▶ Exercise description:
Put each non-blank line of the listing below into a Markdown table with two columns: "Row" for the line's number and "Line" for its text.

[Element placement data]

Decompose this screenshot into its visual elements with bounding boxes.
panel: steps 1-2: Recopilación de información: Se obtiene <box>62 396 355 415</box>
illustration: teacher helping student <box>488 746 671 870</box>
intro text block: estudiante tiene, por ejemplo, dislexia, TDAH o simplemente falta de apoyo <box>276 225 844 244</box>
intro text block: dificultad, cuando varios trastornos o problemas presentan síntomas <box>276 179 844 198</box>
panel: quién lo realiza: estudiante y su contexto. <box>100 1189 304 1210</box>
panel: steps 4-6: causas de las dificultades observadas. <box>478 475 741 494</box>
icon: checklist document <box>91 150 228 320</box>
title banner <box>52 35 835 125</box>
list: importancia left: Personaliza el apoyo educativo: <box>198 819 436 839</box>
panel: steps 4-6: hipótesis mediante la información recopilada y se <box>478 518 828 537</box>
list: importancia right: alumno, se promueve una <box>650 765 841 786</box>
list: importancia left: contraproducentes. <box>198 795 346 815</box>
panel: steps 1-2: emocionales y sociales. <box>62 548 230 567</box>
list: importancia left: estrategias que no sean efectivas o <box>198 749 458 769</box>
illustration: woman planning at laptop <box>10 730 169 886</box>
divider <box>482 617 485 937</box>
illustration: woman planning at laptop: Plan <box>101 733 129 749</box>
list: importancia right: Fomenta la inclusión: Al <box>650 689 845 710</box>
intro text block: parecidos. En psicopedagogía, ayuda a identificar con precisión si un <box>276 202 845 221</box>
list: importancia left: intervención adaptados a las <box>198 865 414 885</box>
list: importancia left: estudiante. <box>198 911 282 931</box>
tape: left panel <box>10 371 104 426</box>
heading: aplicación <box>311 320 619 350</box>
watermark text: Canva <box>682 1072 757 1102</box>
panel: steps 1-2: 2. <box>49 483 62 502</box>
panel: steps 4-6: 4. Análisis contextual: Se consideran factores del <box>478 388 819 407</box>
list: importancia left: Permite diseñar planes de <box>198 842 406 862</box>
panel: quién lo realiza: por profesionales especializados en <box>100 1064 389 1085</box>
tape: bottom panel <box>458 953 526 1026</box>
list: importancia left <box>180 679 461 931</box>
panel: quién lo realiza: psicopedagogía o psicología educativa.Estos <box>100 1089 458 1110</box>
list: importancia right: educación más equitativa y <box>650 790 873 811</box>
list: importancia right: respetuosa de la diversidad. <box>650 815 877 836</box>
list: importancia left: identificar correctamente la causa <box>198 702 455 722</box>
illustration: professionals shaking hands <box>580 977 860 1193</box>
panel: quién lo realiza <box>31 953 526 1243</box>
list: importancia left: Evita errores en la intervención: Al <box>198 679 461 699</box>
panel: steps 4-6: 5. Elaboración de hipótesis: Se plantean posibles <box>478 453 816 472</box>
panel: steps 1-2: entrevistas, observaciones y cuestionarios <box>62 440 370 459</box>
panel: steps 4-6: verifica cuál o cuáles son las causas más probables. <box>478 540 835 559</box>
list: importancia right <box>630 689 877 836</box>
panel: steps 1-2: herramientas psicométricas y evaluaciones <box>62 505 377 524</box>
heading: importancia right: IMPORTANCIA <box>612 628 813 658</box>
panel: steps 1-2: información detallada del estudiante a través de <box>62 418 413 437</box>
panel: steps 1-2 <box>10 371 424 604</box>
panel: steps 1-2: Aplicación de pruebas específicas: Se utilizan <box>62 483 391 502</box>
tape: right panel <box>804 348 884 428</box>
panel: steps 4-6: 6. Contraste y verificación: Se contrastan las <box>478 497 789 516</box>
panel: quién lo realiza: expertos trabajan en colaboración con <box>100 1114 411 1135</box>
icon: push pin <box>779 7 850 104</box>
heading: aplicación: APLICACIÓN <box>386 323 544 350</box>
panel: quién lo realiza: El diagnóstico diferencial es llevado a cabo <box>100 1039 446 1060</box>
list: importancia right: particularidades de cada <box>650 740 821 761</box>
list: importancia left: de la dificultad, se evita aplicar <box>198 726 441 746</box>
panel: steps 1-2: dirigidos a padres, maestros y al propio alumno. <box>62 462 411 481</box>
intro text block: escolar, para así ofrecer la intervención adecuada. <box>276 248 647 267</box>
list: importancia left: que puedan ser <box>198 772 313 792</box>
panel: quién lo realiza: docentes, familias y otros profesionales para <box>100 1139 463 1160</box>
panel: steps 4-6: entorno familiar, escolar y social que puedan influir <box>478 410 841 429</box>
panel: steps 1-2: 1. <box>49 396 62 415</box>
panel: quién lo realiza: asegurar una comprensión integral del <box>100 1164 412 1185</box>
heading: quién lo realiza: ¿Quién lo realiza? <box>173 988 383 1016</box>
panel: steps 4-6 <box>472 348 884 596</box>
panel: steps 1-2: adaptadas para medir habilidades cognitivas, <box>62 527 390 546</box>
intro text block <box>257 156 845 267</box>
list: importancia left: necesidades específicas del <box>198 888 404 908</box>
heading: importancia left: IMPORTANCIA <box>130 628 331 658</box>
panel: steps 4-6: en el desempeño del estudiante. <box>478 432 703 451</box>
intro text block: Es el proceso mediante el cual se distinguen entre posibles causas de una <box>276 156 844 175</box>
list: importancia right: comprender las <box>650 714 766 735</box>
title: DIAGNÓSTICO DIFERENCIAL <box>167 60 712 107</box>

▶ Final result:
| Row | Line |
|---|---|
| 1 | Decompose this screenshot into its visual elements with bounding boxes. |
| 2 | panel: steps 1-2: Recopilación de información: Se obtiene <box>62 396 355 415</box> |
| 3 | illustration: teacher helping student <box>488 746 671 870</box> |
| 4 | intro text block: estudiante tiene, por ejemplo, dislexia, TDAH o simplemente falta de apoyo <box>276 225 844 244</box> |
| 5 | intro text block: dificultad, cuando varios trastornos o problemas presentan síntomas <box>276 179 844 198</box> |
| 6 | panel: quién lo realiza: estudiante y su contexto. <box>100 1189 304 1210</box> |
| 7 | panel: steps 4-6: causas de las dificultades observadas. <box>478 475 741 494</box> |
| 8 | icon: checklist document <box>91 150 228 320</box> |
| 9 | title banner <box>52 35 835 125</box> |
| 10 | list: importancia left: Personaliza el apoyo educativo: <box>198 819 436 839</box> |
| 11 | panel: steps 4-6: hipótesis mediante la información recopilada y se <box>478 518 828 537</box> |
| 12 | list: importancia right: alumno, se promueve una <box>650 765 841 786</box> |
| 13 | list: importancia left: contraproducentes. <box>198 795 346 815</box> |
| 14 | panel: steps 1-2: emocionales y sociales. <box>62 548 230 567</box> |
| 15 | list: importancia left: estrategias que no sean efectivas o <box>198 749 458 769</box> |
| 16 | illustration: woman planning at laptop <box>10 730 169 886</box> |
| 17 | divider <box>482 617 485 937</box> |
| 18 | illustration: woman planning at laptop: Plan <box>101 733 129 749</box> |
| 19 | list: importancia right: Fomenta la inclusión: Al <box>650 689 845 710</box> |
| 20 | intro text block: parecidos. En psicopedagogía, ayuda a identificar con precisión si un <box>276 202 845 221</box> |
| 21 | list: importancia left: intervención adaptados a las <box>198 865 414 885</box> |
| 22 | list: importancia left: estudiante. <box>198 911 282 931</box> |
| 23 | tape: left panel <box>10 371 104 426</box> |
| 24 | heading: aplicación <box>311 320 619 350</box> |
| 25 | watermark text: Canva <box>682 1072 757 1102</box> |
| 26 | panel: steps 1-2: 2. <box>49 483 62 502</box> |
| 27 | panel: steps 4-6: 4. Análisis contextual: Se consideran factores del <box>478 388 819 407</box> |
| 28 | list: importancia left: Permite diseñar planes de <box>198 842 406 862</box> |
| 29 | panel: quién lo realiza: por profesionales especializados en <box>100 1064 389 1085</box> |
| 30 | tape: bottom panel <box>458 953 526 1026</box> |
| 31 | list: importancia left <box>180 679 461 931</box> |
| 32 | panel: quién lo realiza: psicopedagogía o psicología educativa.Estos <box>100 1089 458 1110</box> |
| 33 | list: importancia right: educación más equitativa y <box>650 790 873 811</box> |
| 34 | list: importancia right: respetuosa de la diversidad. <box>650 815 877 836</box> |
| 35 | list: importancia left: identificar correctamente la causa <box>198 702 455 722</box> |
| 36 | illustration: professionals shaking hands <box>580 977 860 1193</box> |
| 37 | panel: quién lo realiza <box>31 953 526 1243</box> |
| 38 | list: importancia left: Evita errores en la intervención: Al <box>198 679 461 699</box> |
| 39 | panel: steps 4-6: 5. Elaboración de hipótesis: Se plantean posibles <box>478 453 816 472</box> |
| 40 | panel: steps 1-2: entrevistas, observaciones y cuestionarios <box>62 440 370 459</box> |
| 41 | panel: steps 4-6: verifica cuál o cuáles son las causas más probables. <box>478 540 835 559</box> |
| 42 | list: importancia right <box>630 689 877 836</box> |
| 43 | panel: steps 1-2: herramientas psicométricas y evaluaciones <box>62 505 377 524</box> |
| 44 | heading: importancia right: IMPORTANCIA <box>612 628 813 658</box> |
| 45 | panel: steps 1-2: información detallada del estudiante a través de <box>62 418 413 437</box> |
| 46 | panel: steps 1-2 <box>10 371 424 604</box> |
| 47 | panel: steps 1-2: Aplicación de pruebas específicas: Se utilizan <box>62 483 391 502</box> |
| 48 | tape: right panel <box>804 348 884 428</box> |
| 49 | panel: steps 4-6: 6. Contraste y verificación: Se contrastan las <box>478 497 789 516</box> |
| 50 | panel: quién lo realiza: expertos trabajan en colaboración con <box>100 1114 411 1135</box> |
| 51 | icon: push pin <box>779 7 850 104</box> |
| 52 | heading: aplicación: APLICACIÓN <box>386 323 544 350</box> |
| 53 | panel: quién lo realiza: El diagnóstico diferencial es llevado a cabo <box>100 1039 446 1060</box> |
| 54 | list: importancia right: particularidades de cada <box>650 740 821 761</box> |
| 55 | list: importancia left: de la dificultad, se evita aplicar <box>198 726 441 746</box> |
| 56 | panel: steps 1-2: dirigidos a padres, maestros y al propio alumno. <box>62 462 411 481</box> |
| 57 | intro text block: escolar, para así ofrecer la intervención adecuada. <box>276 248 647 267</box> |
| 58 | list: importancia left: que puedan ser <box>198 772 313 792</box> |
| 59 | panel: quién lo realiza: docentes, familias y otros profesionales para <box>100 1139 463 1160</box> |
| 60 | panel: steps 4-6: entorno familiar, escolar y social que puedan influir <box>478 410 841 429</box> |
| 61 | panel: steps 1-2: 1. <box>49 396 62 415</box> |
| 62 | panel: quién lo realiza: asegurar una comprensión integral del <box>100 1164 412 1185</box> |
| 63 | heading: quién lo realiza: ¿Quién lo realiza? <box>173 988 383 1016</box> |
| 64 | panel: steps 4-6 <box>472 348 884 596</box> |
| 65 | panel: steps 1-2: adaptadas para medir habilidades cognitivas, <box>62 527 390 546</box> |
| 66 | intro text block <box>257 156 845 267</box> |
| 67 | list: importancia left: necesidades específicas del <box>198 888 404 908</box> |
| 68 | heading: importancia left: IMPORTANCIA <box>130 628 331 658</box> |
| 69 | panel: steps 4-6: en el desempeño del estudiante. <box>478 432 703 451</box> |
| 70 | intro text block: Es el proceso mediante el cual se distinguen entre posibles causas de una <box>276 156 844 175</box> |
| 71 | list: importancia right: comprender las <box>650 714 766 735</box> |
| 72 | title: DIAGNÓSTICO DIFERENCIAL <box>167 60 712 107</box> |